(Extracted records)

BEGIN

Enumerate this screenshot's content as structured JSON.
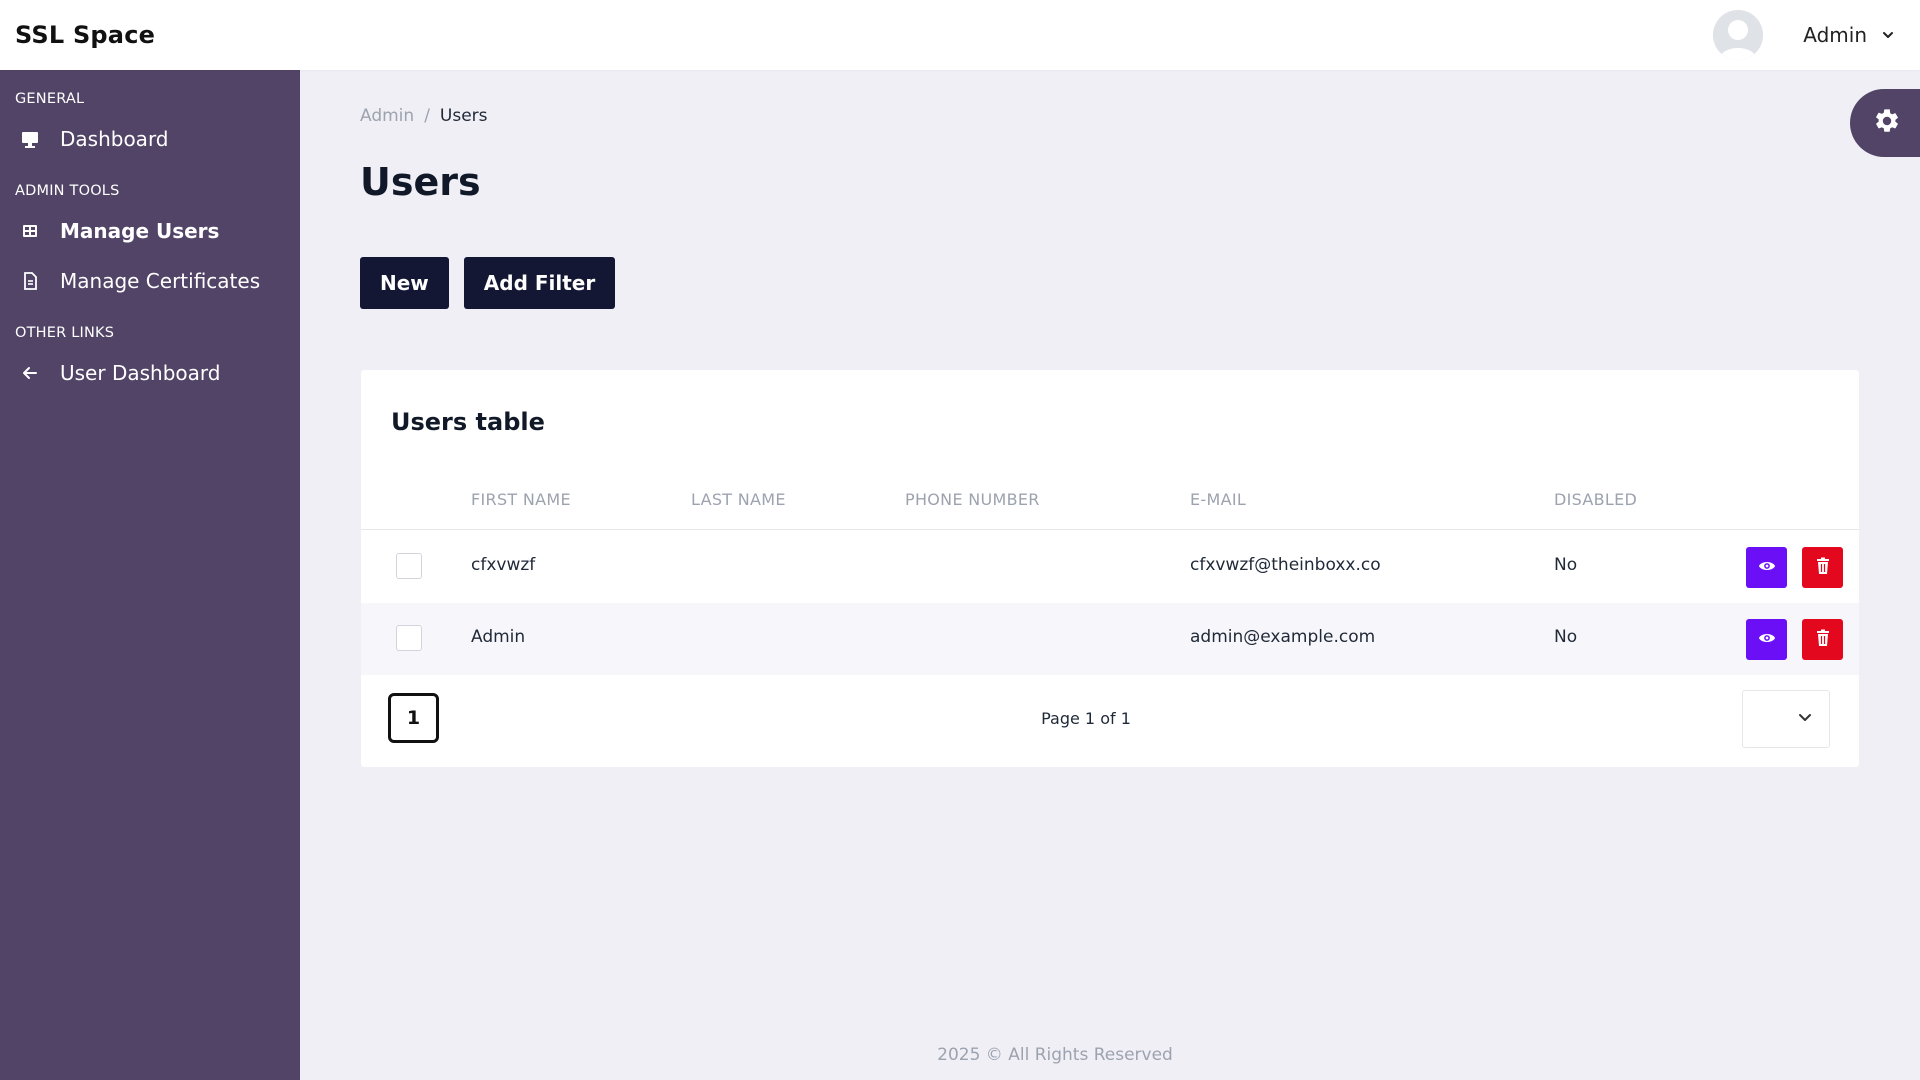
{
  "app": {
    "brand": "SSL Space"
  },
  "header": {
    "user_name": "Admin"
  },
  "sidebar": {
    "sections": [
      {
        "label": "GENERAL",
        "items": [
          {
            "label": "Dashboard",
            "icon": "monitor-icon"
          }
        ]
      },
      {
        "label": "ADMIN TOOLS",
        "items": [
          {
            "label": "Manage Users",
            "icon": "table-icon",
            "active": true
          },
          {
            "label": "Manage Certificates",
            "icon": "document-icon"
          }
        ]
      },
      {
        "label": "OTHER LINKS",
        "items": [
          {
            "label": "User Dashboard",
            "icon": "arrow-left-icon"
          }
        ]
      }
    ]
  },
  "breadcrumb": {
    "parent": "Admin",
    "separator": "/",
    "current": "Users"
  },
  "page": {
    "title": "Users"
  },
  "actions": {
    "new_label": "New",
    "filter_label": "Add Filter"
  },
  "table": {
    "title": "Users table",
    "columns": [
      "FIRST NAME",
      "LAST NAME",
      "PHONE NUMBER",
      "E-MAIL",
      "DISABLED"
    ],
    "rows": [
      {
        "first_name": "cfxvwzf",
        "last_name": "",
        "phone": "",
        "email": "cfxvwzf@theinboxx.co",
        "disabled": "No"
      },
      {
        "first_name": "Admin",
        "last_name": "",
        "phone": "",
        "email": "admin@example.com",
        "disabled": "No"
      }
    ]
  },
  "pagination": {
    "current_page": "1",
    "info": "Page 1 of 1"
  },
  "footer": {
    "text": "2025 © All Rights Reserved"
  },
  "colors": {
    "sidebar": "#514466",
    "button": "#141733",
    "view": "#6b0ff7",
    "delete": "#e3081e"
  }
}
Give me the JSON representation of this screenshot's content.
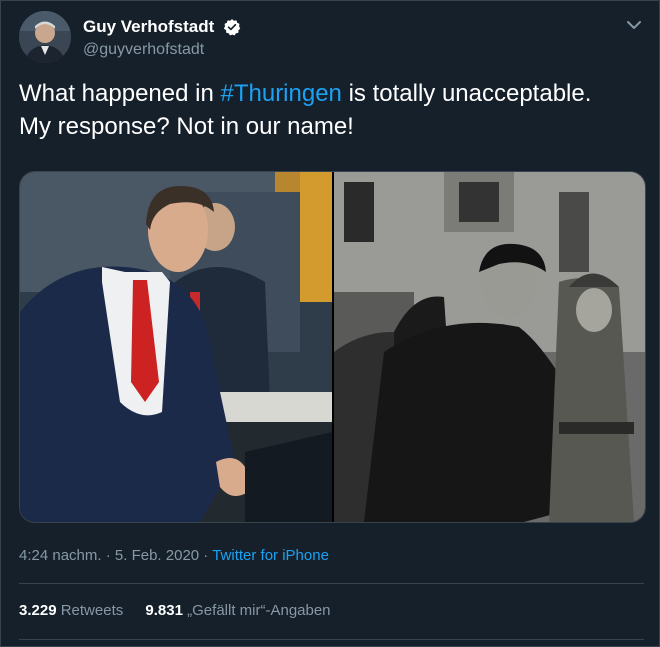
{
  "author": {
    "display_name": "Guy Verhofstadt",
    "handle": "@guyverhofstadt",
    "verified": true
  },
  "tweet": {
    "text_before": "What happened in ",
    "hashtag": "#Thuringen",
    "text_after": " is totally unacceptable.",
    "line2": "My response? Not in our name!"
  },
  "meta": {
    "time": "4:24 nachm.",
    "separator1": " · ",
    "date": "5. Feb. 2020",
    "separator2": " · ",
    "source": "Twitter for iPhone"
  },
  "stats": {
    "retweets_count": "3.229",
    "retweets_label": "Retweets",
    "likes_count": "9.831",
    "likes_label": "„Gefällt mir“-Angaben"
  },
  "colors": {
    "background": "#15202b",
    "link": "#1da1f2",
    "secondary_text": "#8899a6",
    "border": "#38444d"
  },
  "icons": [
    "verified-badge-icon",
    "chevron-down-icon"
  ]
}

END

* Your instructions
Only the lines from the one containing "Give me the" through the last line of the records above should be repeated, exactly and without pictures.

* Solution to this problem
Give me the JSON representation of this screenshot's content.
{
  "author": {
    "display_name": "Guy Verhofstadt",
    "handle": "@guyverhofstadt",
    "verified": true
  },
  "tweet": {
    "text_before": "What happened in ",
    "hashtag": "#Thuringen",
    "text_after": " is totally unacceptable.",
    "line2": "My response? Not in our name!"
  },
  "meta": {
    "time": "4:24 nachm.",
    "separator1": " · ",
    "date": "5. Feb. 2020",
    "separator2": " · ",
    "source": "Twitter for iPhone"
  },
  "stats": {
    "retweets_count": "3.229",
    "retweets_label": "Retweets",
    "likes_count": "9.831",
    "likes_label": "„Gefällt mir“-Angaben"
  },
  "colors": {
    "background": "#15202b",
    "link": "#1da1f2",
    "secondary_text": "#8899a6",
    "border": "#38444d"
  },
  "icons": [
    "verified-badge-icon",
    "chevron-down-icon"
  ]
}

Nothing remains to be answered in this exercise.